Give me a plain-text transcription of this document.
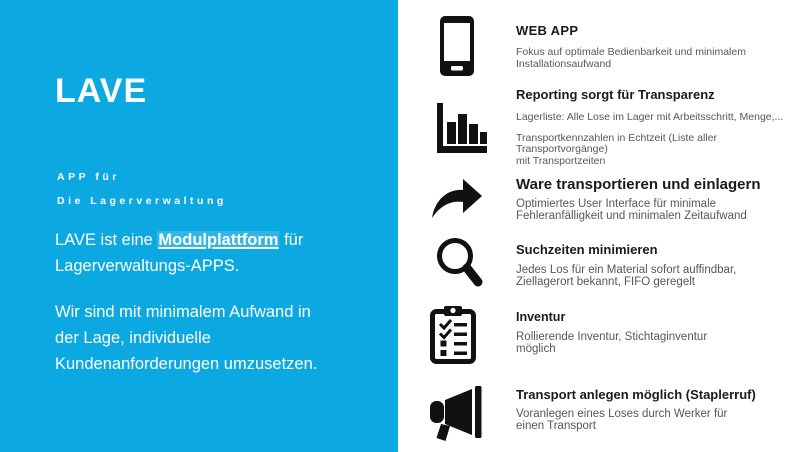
LAVE
APP für
Die Lagerverwaltung

LAVE ist eine Modulplattform für
Lagerverwaltungs-APPS.

Wir sind mit minimalem Aufwand in
der Lage, individuelle
Kundenanforderungen umzusetzen.

WEB APP
Fokus auf optimale Bedienbarkeit und minimalem
Installationsaufwand
Reporting sorgt für Transparenz
Lagerliste: Alle Lose im Lager mit Arbeitsschritt, Menge,...
Transportkennzahlen in Echtzeit (Liste aller Transportvorgänge)
mit Transportzeiten
Ware transportieren und einlagern
Optimiertes User Interface für minimale
Fehleranfälligkeit und minimalen Zeitaufwand
Suchzeiten minimieren
Jedes Los für ein Material sofort auffindbar,
Ziellagerort bekannt, FIFO geregelt
Inventur
Rollierende Inventur, Stichtaginventur
möglich
Transport anlegen möglich (Staplerruf)
Voranlegen eines Loses durch Werker für
einen Transport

◆ ◆ ◆ ◆ ◆

Do this:
Copy every line above word for word and exclude the pictures.

Result:
Give me a plain-text transcription of this document.
LAVE
APP für
Die Lagerverwaltung

LAVE ist eine Modulplattform für
Lagerverwaltungs-APPS.

Wir sind mit minimalem Aufwand in
der Lage, individuelle
Kundenanforderungen umzusetzen.

WEB APP
Fokus auf optimale Bedienbarkeit und minimalem
Installationsaufwand
Reporting sorgt für Transparenz
Lagerliste: Alle Lose im Lager mit Arbeitsschritt, Menge,...
Transportkennzahlen in Echtzeit (Liste aller Transportvorgänge)
mit Transportzeiten
Ware transportieren und einlagern
Optimiertes User Interface für minimale
Fehleranfälligkeit und minimalen Zeitaufwand
Suchzeiten minimieren
Jedes Los für ein Material sofort auffindbar,
Ziellagerort bekannt, FIFO geregelt
Inventur
Rollierende Inventur, Stichtaginventur
möglich
Transport anlegen möglich (Staplerruf)
Voranlegen eines Loses durch Werker für
einen Transport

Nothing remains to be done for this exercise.